# [What you should do]
Write the material out again in full, exactly.

# [Source data]

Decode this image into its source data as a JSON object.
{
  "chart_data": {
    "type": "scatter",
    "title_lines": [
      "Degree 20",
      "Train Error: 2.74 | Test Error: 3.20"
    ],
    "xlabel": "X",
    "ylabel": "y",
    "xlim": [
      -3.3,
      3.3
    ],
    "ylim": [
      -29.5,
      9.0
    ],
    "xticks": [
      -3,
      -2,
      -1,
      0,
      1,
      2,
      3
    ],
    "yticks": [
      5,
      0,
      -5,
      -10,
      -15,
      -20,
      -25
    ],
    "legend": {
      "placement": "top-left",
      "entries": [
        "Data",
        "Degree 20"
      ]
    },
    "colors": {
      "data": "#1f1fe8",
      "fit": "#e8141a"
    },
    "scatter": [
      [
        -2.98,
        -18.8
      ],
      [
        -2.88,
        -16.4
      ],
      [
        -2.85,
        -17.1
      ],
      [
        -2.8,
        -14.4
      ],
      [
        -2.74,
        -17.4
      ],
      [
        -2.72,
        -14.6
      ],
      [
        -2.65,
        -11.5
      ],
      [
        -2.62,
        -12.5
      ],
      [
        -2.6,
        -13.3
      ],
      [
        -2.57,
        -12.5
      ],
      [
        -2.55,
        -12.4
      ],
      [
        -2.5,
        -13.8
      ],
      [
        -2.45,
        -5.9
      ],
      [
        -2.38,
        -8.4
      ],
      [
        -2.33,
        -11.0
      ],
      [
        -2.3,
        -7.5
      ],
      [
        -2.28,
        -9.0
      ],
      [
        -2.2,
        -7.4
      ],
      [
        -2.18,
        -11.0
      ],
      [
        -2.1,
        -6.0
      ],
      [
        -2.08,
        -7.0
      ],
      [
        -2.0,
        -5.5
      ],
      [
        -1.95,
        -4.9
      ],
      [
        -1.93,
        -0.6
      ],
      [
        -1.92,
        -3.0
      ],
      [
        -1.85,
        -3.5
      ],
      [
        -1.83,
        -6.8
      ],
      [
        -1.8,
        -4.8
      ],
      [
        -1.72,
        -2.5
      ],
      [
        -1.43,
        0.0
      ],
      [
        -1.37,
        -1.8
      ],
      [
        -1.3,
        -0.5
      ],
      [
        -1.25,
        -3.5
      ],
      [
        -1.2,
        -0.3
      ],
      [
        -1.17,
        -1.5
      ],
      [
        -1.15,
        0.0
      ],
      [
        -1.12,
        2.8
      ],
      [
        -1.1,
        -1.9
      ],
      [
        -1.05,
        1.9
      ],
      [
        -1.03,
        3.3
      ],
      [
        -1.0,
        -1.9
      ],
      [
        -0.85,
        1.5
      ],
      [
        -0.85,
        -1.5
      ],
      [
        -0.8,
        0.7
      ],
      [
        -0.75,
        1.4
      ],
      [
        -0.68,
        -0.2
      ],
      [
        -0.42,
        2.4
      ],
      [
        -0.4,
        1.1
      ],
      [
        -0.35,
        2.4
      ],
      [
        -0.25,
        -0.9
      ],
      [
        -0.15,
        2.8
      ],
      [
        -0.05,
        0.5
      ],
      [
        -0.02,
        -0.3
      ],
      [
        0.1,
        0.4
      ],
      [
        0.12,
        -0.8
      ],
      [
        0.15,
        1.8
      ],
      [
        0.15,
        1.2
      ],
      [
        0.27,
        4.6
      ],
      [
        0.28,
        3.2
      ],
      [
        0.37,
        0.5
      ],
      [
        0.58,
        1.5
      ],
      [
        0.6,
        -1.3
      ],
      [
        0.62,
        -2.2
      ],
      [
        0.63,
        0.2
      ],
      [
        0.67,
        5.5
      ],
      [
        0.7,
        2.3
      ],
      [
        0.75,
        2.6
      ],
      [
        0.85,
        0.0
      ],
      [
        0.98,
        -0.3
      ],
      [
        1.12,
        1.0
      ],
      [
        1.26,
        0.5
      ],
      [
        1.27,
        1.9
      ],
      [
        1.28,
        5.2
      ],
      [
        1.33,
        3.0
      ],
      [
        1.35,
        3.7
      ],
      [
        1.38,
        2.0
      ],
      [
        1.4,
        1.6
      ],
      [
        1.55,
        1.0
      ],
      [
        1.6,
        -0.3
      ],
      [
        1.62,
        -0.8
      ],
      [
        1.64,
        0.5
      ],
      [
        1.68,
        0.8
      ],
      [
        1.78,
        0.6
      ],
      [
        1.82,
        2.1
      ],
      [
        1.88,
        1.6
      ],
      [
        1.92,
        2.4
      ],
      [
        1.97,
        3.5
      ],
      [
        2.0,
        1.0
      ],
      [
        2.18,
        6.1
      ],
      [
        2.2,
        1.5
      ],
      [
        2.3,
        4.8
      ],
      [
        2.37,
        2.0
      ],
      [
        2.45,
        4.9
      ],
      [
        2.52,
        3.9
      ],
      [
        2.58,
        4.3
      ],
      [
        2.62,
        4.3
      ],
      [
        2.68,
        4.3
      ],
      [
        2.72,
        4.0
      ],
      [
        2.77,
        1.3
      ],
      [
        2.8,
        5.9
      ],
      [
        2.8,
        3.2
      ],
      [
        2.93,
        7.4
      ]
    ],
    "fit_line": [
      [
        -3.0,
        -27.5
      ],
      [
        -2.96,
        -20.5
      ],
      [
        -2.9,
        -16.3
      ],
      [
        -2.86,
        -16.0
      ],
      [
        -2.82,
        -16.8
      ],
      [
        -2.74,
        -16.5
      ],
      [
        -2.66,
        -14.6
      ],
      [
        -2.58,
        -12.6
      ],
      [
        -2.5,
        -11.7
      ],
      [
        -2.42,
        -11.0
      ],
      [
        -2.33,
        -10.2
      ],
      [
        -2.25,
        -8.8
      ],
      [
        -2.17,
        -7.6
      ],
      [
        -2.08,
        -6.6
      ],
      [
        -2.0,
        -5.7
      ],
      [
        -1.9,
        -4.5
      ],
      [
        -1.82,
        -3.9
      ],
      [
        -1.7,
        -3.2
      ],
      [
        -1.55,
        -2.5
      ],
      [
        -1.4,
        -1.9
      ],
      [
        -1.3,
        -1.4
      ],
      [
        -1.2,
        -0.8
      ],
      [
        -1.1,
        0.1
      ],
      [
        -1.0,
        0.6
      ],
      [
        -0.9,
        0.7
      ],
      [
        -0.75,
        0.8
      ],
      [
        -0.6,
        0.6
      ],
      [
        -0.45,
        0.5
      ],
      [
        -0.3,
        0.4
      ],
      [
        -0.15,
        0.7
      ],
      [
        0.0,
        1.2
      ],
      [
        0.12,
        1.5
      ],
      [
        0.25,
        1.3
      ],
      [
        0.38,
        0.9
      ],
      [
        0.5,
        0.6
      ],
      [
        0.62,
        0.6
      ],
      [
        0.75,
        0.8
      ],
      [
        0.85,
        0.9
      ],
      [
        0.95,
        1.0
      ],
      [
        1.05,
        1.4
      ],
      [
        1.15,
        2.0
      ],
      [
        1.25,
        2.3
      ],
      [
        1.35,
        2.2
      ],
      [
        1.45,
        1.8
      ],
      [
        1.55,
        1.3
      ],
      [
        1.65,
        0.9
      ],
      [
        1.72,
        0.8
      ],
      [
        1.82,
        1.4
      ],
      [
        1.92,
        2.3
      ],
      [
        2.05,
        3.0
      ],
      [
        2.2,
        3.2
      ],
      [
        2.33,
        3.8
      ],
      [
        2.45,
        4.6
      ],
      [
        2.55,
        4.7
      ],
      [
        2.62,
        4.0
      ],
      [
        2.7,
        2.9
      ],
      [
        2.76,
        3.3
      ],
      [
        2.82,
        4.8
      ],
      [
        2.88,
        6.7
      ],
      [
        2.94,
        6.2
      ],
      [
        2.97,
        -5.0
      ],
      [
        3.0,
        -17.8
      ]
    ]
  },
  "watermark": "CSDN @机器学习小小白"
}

# [Task solution]
Decode this image into its source data as a JSON object.
{
  "chart_data": {
    "type": "scatter",
    "title_lines": [
      "Degree 20",
      "Train Error: 2.74 | Test Error: 3.20"
    ],
    "xlabel": "X",
    "ylabel": "y",
    "xlim": [
      -3.3,
      3.3
    ],
    "ylim": [
      -29.5,
      9.0
    ],
    "xticks": [
      -3,
      -2,
      -1,
      0,
      1,
      2,
      3
    ],
    "yticks": [
      5,
      0,
      -5,
      -10,
      -15,
      -20,
      -25
    ],
    "legend": {
      "placement": "top-left",
      "entries": [
        "Data",
        "Degree 20"
      ]
    },
    "colors": {
      "data": "#1f1fe8",
      "fit": "#e8141a"
    },
    "scatter": [
      [
        -2.98,
        -18.8
      ],
      [
        -2.88,
        -16.4
      ],
      [
        -2.85,
        -17.1
      ],
      [
        -2.8,
        -14.4
      ],
      [
        -2.74,
        -17.4
      ],
      [
        -2.72,
        -14.6
      ],
      [
        -2.65,
        -11.5
      ],
      [
        -2.62,
        -12.5
      ],
      [
        -2.6,
        -13.3
      ],
      [
        -2.57,
        -12.5
      ],
      [
        -2.55,
        -12.4
      ],
      [
        -2.5,
        -13.8
      ],
      [
        -2.45,
        -5.9
      ],
      [
        -2.38,
        -8.4
      ],
      [
        -2.33,
        -11.0
      ],
      [
        -2.3,
        -7.5
      ],
      [
        -2.28,
        -9.0
      ],
      [
        -2.2,
        -7.4
      ],
      [
        -2.18,
        -11.0
      ],
      [
        -2.1,
        -6.0
      ],
      [
        -2.08,
        -7.0
      ],
      [
        -2.0,
        -5.5
      ],
      [
        -1.95,
        -4.9
      ],
      [
        -1.93,
        -0.6
      ],
      [
        -1.92,
        -3.0
      ],
      [
        -1.85,
        -3.5
      ],
      [
        -1.83,
        -6.8
      ],
      [
        -1.8,
        -4.8
      ],
      [
        -1.72,
        -2.5
      ],
      [
        -1.43,
        0.0
      ],
      [
        -1.37,
        -1.8
      ],
      [
        -1.3,
        -0.5
      ],
      [
        -1.25,
        -3.5
      ],
      [
        -1.2,
        -0.3
      ],
      [
        -1.17,
        -1.5
      ],
      [
        -1.15,
        0.0
      ],
      [
        -1.12,
        2.8
      ],
      [
        -1.1,
        -1.9
      ],
      [
        -1.05,
        1.9
      ],
      [
        -1.03,
        3.3
      ],
      [
        -1.0,
        -1.9
      ],
      [
        -0.85,
        1.5
      ],
      [
        -0.85,
        -1.5
      ],
      [
        -0.8,
        0.7
      ],
      [
        -0.75,
        1.4
      ],
      [
        -0.68,
        -0.2
      ],
      [
        -0.42,
        2.4
      ],
      [
        -0.4,
        1.1
      ],
      [
        -0.35,
        2.4
      ],
      [
        -0.25,
        -0.9
      ],
      [
        -0.15,
        2.8
      ],
      [
        -0.05,
        0.5
      ],
      [
        -0.02,
        -0.3
      ],
      [
        0.1,
        0.4
      ],
      [
        0.12,
        -0.8
      ],
      [
        0.15,
        1.8
      ],
      [
        0.15,
        1.2
      ],
      [
        0.27,
        4.6
      ],
      [
        0.28,
        3.2
      ],
      [
        0.37,
        0.5
      ],
      [
        0.58,
        1.5
      ],
      [
        0.6,
        -1.3
      ],
      [
        0.62,
        -2.2
      ],
      [
        0.63,
        0.2
      ],
      [
        0.67,
        5.5
      ],
      [
        0.7,
        2.3
      ],
      [
        0.75,
        2.6
      ],
      [
        0.85,
        0.0
      ],
      [
        0.98,
        -0.3
      ],
      [
        1.12,
        1.0
      ],
      [
        1.26,
        0.5
      ],
      [
        1.27,
        1.9
      ],
      [
        1.28,
        5.2
      ],
      [
        1.33,
        3.0
      ],
      [
        1.35,
        3.7
      ],
      [
        1.38,
        2.0
      ],
      [
        1.4,
        1.6
      ],
      [
        1.55,
        1.0
      ],
      [
        1.6,
        -0.3
      ],
      [
        1.62,
        -0.8
      ],
      [
        1.64,
        0.5
      ],
      [
        1.68,
        0.8
      ],
      [
        1.78,
        0.6
      ],
      [
        1.82,
        2.1
      ],
      [
        1.88,
        1.6
      ],
      [
        1.92,
        2.4
      ],
      [
        1.97,
        3.5
      ],
      [
        2.0,
        1.0
      ],
      [
        2.18,
        6.1
      ],
      [
        2.2,
        1.5
      ],
      [
        2.3,
        4.8
      ],
      [
        2.37,
        2.0
      ],
      [
        2.45,
        4.9
      ],
      [
        2.52,
        3.9
      ],
      [
        2.58,
        4.3
      ],
      [
        2.62,
        4.3
      ],
      [
        2.68,
        4.3
      ],
      [
        2.72,
        4.0
      ],
      [
        2.77,
        1.3
      ],
      [
        2.8,
        5.9
      ],
      [
        2.8,
        3.2
      ],
      [
        2.93,
        7.4
      ]
    ],
    "fit_line": [
      [
        -3.0,
        -27.5
      ],
      [
        -2.96,
        -20.5
      ],
      [
        -2.9,
        -16.3
      ],
      [
        -2.86,
        -16.0
      ],
      [
        -2.82,
        -16.8
      ],
      [
        -2.74,
        -16.5
      ],
      [
        -2.66,
        -14.6
      ],
      [
        -2.58,
        -12.6
      ],
      [
        -2.5,
        -11.7
      ],
      [
        -2.42,
        -11.0
      ],
      [
        -2.33,
        -10.2
      ],
      [
        -2.25,
        -8.8
      ],
      [
        -2.17,
        -7.6
      ],
      [
        -2.08,
        -6.6
      ],
      [
        -2.0,
        -5.7
      ],
      [
        -1.9,
        -4.5
      ],
      [
        -1.82,
        -3.9
      ],
      [
        -1.7,
        -3.2
      ],
      [
        -1.55,
        -2.5
      ],
      [
        -1.4,
        -1.9
      ],
      [
        -1.3,
        -1.4
      ],
      [
        -1.2,
        -0.8
      ],
      [
        -1.1,
        0.1
      ],
      [
        -1.0,
        0.6
      ],
      [
        -0.9,
        0.7
      ],
      [
        -0.75,
        0.8
      ],
      [
        -0.6,
        0.6
      ],
      [
        -0.45,
        0.5
      ],
      [
        -0.3,
        0.4
      ],
      [
        -0.15,
        0.7
      ],
      [
        0.0,
        1.2
      ],
      [
        0.12,
        1.5
      ],
      [
        0.25,
        1.3
      ],
      [
        0.38,
        0.9
      ],
      [
        0.5,
        0.6
      ],
      [
        0.62,
        0.6
      ],
      [
        0.75,
        0.8
      ],
      [
        0.85,
        0.9
      ],
      [
        0.95,
        1.0
      ],
      [
        1.05,
        1.4
      ],
      [
        1.15,
        2.0
      ],
      [
        1.25,
        2.3
      ],
      [
        1.35,
        2.2
      ],
      [
        1.45,
        1.8
      ],
      [
        1.55,
        1.3
      ],
      [
        1.65,
        0.9
      ],
      [
        1.72,
        0.8
      ],
      [
        1.82,
        1.4
      ],
      [
        1.92,
        2.3
      ],
      [
        2.05,
        3.0
      ],
      [
        2.2,
        3.2
      ],
      [
        2.33,
        3.8
      ],
      [
        2.45,
        4.6
      ],
      [
        2.55,
        4.7
      ],
      [
        2.62,
        4.0
      ],
      [
        2.7,
        2.9
      ],
      [
        2.76,
        3.3
      ],
      [
        2.82,
        4.8
      ],
      [
        2.88,
        6.7
      ],
      [
        2.94,
        6.2
      ],
      [
        2.97,
        -5.0
      ],
      [
        3.0,
        -17.8
      ]
    ]
  },
  "watermark": "CSDN @机器学习小小白"
}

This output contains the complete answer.